— Task instructions —
Select and copy out every line in the records containing "Такса".

[Data records]
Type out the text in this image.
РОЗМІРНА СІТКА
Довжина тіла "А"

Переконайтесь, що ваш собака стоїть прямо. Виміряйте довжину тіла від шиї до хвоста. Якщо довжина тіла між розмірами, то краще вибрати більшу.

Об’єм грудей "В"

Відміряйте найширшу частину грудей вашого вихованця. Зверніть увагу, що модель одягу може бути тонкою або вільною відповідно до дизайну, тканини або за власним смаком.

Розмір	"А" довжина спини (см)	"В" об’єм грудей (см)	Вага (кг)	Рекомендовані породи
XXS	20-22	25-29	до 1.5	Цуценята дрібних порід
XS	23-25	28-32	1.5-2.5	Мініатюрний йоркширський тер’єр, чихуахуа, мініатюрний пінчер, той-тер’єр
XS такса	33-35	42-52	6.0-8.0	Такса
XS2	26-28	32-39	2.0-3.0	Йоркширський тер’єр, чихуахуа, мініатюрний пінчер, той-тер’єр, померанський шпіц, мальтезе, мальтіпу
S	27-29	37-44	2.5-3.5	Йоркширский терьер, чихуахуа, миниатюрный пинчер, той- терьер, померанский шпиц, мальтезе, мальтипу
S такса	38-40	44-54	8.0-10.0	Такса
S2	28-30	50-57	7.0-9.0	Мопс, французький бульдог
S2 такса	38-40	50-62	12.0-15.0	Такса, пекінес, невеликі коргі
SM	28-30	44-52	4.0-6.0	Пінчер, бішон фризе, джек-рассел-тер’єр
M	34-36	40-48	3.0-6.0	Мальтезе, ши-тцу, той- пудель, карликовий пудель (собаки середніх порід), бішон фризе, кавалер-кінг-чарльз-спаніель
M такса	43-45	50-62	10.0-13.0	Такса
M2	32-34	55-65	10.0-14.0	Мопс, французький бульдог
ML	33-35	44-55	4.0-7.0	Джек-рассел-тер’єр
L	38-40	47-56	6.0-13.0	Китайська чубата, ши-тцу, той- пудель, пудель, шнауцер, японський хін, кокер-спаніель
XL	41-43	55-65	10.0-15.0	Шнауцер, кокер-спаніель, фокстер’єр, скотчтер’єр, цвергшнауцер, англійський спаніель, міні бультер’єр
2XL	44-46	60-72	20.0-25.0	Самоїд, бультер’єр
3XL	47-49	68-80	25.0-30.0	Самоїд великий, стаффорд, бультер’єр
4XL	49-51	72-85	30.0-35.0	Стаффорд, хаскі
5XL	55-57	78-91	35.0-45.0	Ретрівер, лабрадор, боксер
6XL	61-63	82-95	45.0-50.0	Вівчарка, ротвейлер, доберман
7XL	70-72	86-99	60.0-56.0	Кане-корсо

* * *

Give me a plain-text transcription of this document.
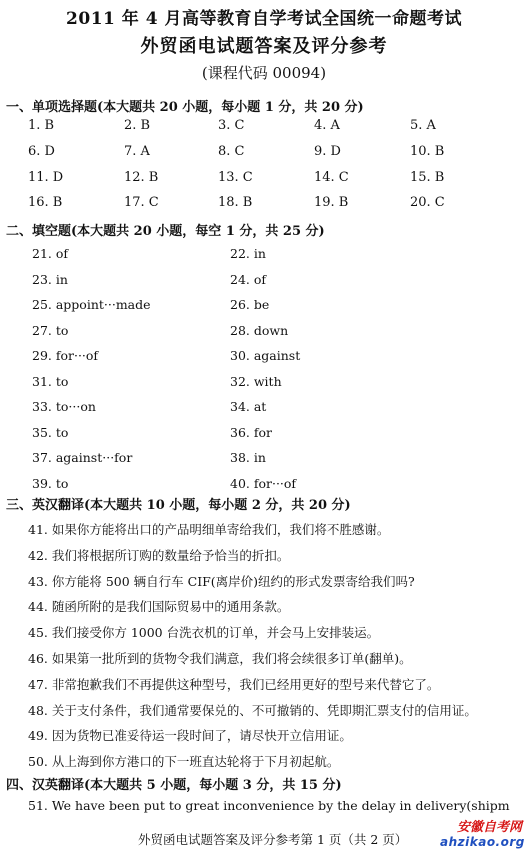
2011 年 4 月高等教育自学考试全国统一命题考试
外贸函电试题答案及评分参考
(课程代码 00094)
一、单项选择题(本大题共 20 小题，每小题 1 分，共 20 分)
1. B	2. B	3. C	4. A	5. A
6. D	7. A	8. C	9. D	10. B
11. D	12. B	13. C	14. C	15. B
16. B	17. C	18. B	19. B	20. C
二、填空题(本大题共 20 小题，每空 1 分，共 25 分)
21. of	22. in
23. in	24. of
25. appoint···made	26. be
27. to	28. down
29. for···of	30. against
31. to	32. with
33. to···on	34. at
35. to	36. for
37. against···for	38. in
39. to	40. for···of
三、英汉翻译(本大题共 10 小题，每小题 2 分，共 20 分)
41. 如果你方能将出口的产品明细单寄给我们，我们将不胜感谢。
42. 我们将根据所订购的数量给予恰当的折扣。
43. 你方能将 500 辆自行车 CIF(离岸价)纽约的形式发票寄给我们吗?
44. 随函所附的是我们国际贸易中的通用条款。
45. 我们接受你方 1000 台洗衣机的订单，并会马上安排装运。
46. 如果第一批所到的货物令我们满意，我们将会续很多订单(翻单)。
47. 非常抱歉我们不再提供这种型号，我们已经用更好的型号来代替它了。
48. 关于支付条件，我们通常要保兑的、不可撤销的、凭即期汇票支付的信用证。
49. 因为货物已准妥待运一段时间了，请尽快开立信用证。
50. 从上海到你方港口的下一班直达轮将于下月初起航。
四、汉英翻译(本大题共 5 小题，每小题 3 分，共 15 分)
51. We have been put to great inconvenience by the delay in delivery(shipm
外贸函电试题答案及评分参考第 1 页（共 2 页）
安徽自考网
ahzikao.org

— In response —
XS такса	33-35	42-52	6.0-8.0	Такса
S такса	38-40	44-54	8.0-10.0	Такса
S2 такса	38-40	50-62	12.0-15.0	Такса, пекінес, невеликі коргі
M такса	43-45	50-62	10.0-13.0	Такса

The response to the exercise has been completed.